[Start Material to process]
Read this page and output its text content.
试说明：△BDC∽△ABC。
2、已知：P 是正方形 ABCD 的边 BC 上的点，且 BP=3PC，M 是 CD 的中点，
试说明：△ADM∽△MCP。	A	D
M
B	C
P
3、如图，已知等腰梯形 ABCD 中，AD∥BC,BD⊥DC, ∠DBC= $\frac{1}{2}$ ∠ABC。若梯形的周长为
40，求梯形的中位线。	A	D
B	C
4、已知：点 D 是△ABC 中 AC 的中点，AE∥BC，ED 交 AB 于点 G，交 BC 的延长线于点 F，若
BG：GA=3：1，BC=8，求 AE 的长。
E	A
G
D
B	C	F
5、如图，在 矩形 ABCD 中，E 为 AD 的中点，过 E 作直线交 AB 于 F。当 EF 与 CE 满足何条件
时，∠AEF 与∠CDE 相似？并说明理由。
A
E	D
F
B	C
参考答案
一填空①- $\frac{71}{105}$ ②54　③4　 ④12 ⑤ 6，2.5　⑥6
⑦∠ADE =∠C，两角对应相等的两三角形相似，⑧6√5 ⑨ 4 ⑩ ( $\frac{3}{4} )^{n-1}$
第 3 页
[End Material to process]
Exercise goal: Please reproduce every line of the material word for word.

Answer in full:
Read this page and output its text content.
试说明：△BDC∽△ABC。
2、已知：P 是正方形 ABCD 的边 BC 上的点，且 BP=3PC，M 是 CD 的中点，
试说明：△ADM∽△MCP。	A	D
M
B	C
P
3、如图，已知等腰梯形 ABCD 中，AD∥BC,BD⊥DC, ∠DBC= $\frac{1}{2}$ ∠ABC。若梯形的周长为
40，求梯形的中位线。	A	D
B	C
4、已知：点 D 是△ABC 中 AC 的中点，AE∥BC，ED 交 AB 于点 G，交 BC 的延长线于点 F，若
BG：GA=3：1，BC=8，求 AE 的长。
E	A
G
D
B	C	F
5、如图，在 矩形 ABCD 中，E 为 AD 的中点，过 E 作直线交 AB 于 F。当 EF 与 CE 满足何条件
时，∠AEF 与∠CDE 相似？并说明理由。
A
E	D
F
B	C
参考答案
一填空①- $\frac{71}{105}$ ②54　③4　 ④12 ⑤ 6，2.5　⑥6
⑦∠ADE =∠C，两角对应相等的两三角形相似，⑧6√5 ⑨ 4 ⑩ ( $\frac{3}{4} )^{n-1}$
第 3 页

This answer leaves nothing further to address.